■ Instructions for the task ■
Write out the listing below exactly, and omit any images you find in it.

========================================================================

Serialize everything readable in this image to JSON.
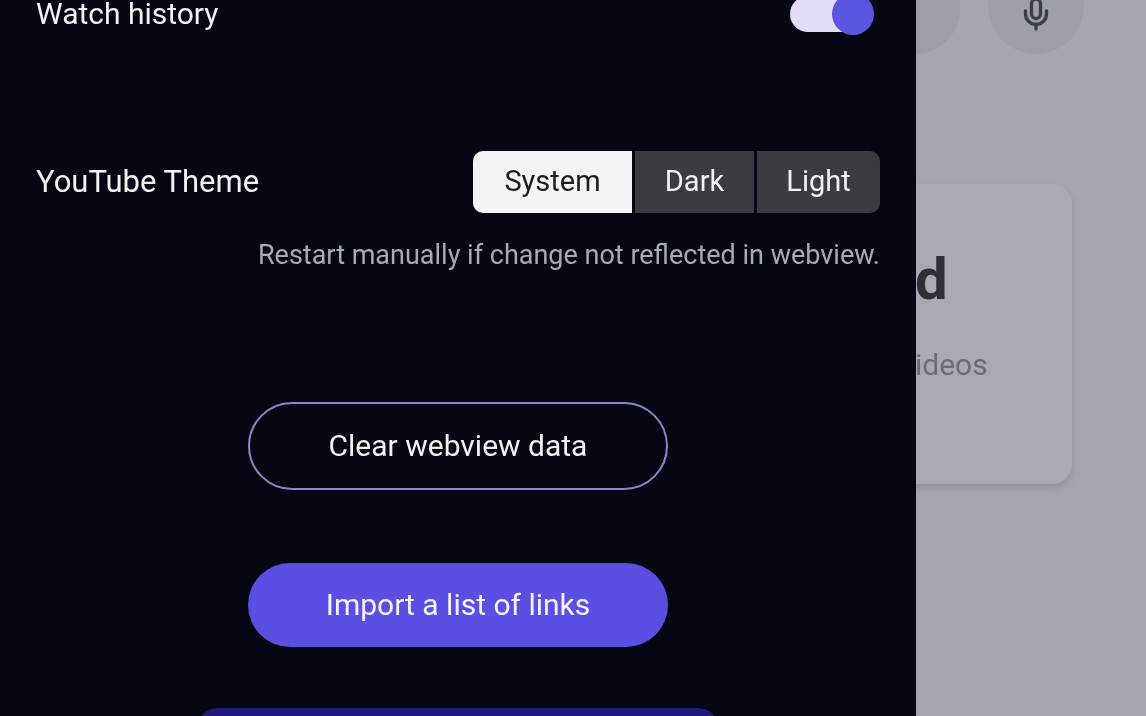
{
  "drawer": {
    "watch_history": {
      "label": "Watch history",
      "on": true
    },
    "theme": {
      "label": "YouTube Theme",
      "options": [
        {
          "label": "System",
          "selected": true
        },
        {
          "label": "Dark",
          "selected": false
        },
        {
          "label": "Light",
          "selected": false
        }
      ],
      "hint": "Restart manually if change not reflected in webview."
    },
    "buttons": [
      {
        "label": "Clear webview data",
        "kind": "outline"
      },
      {
        "label": "Import a list of links",
        "kind": "filled"
      }
    ]
  },
  "background": {
    "card_title": "d",
    "card_text": "ideos"
  }
}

========================================================================

■ Exercise solution ■
Serialize everything readable in this image to JSON.
{
  "drawer": {
    "watch_history": {
      "label": "Watch history",
      "on": true
    },
    "theme": {
      "label": "YouTube Theme",
      "options": [
        {
          "label": "System",
          "selected": true
        },
        {
          "label": "Dark",
          "selected": false
        },
        {
          "label": "Light",
          "selected": false
        }
      ],
      "hint": "Restart manually if change not reflected in webview."
    },
    "buttons": [
      {
        "label": "Clear webview data",
        "kind": "outline"
      },
      {
        "label": "Import a list of links",
        "kind": "filled"
      }
    ]
  },
  "background": {
    "card_title": "d",
    "card_text": "ideos"
  }
}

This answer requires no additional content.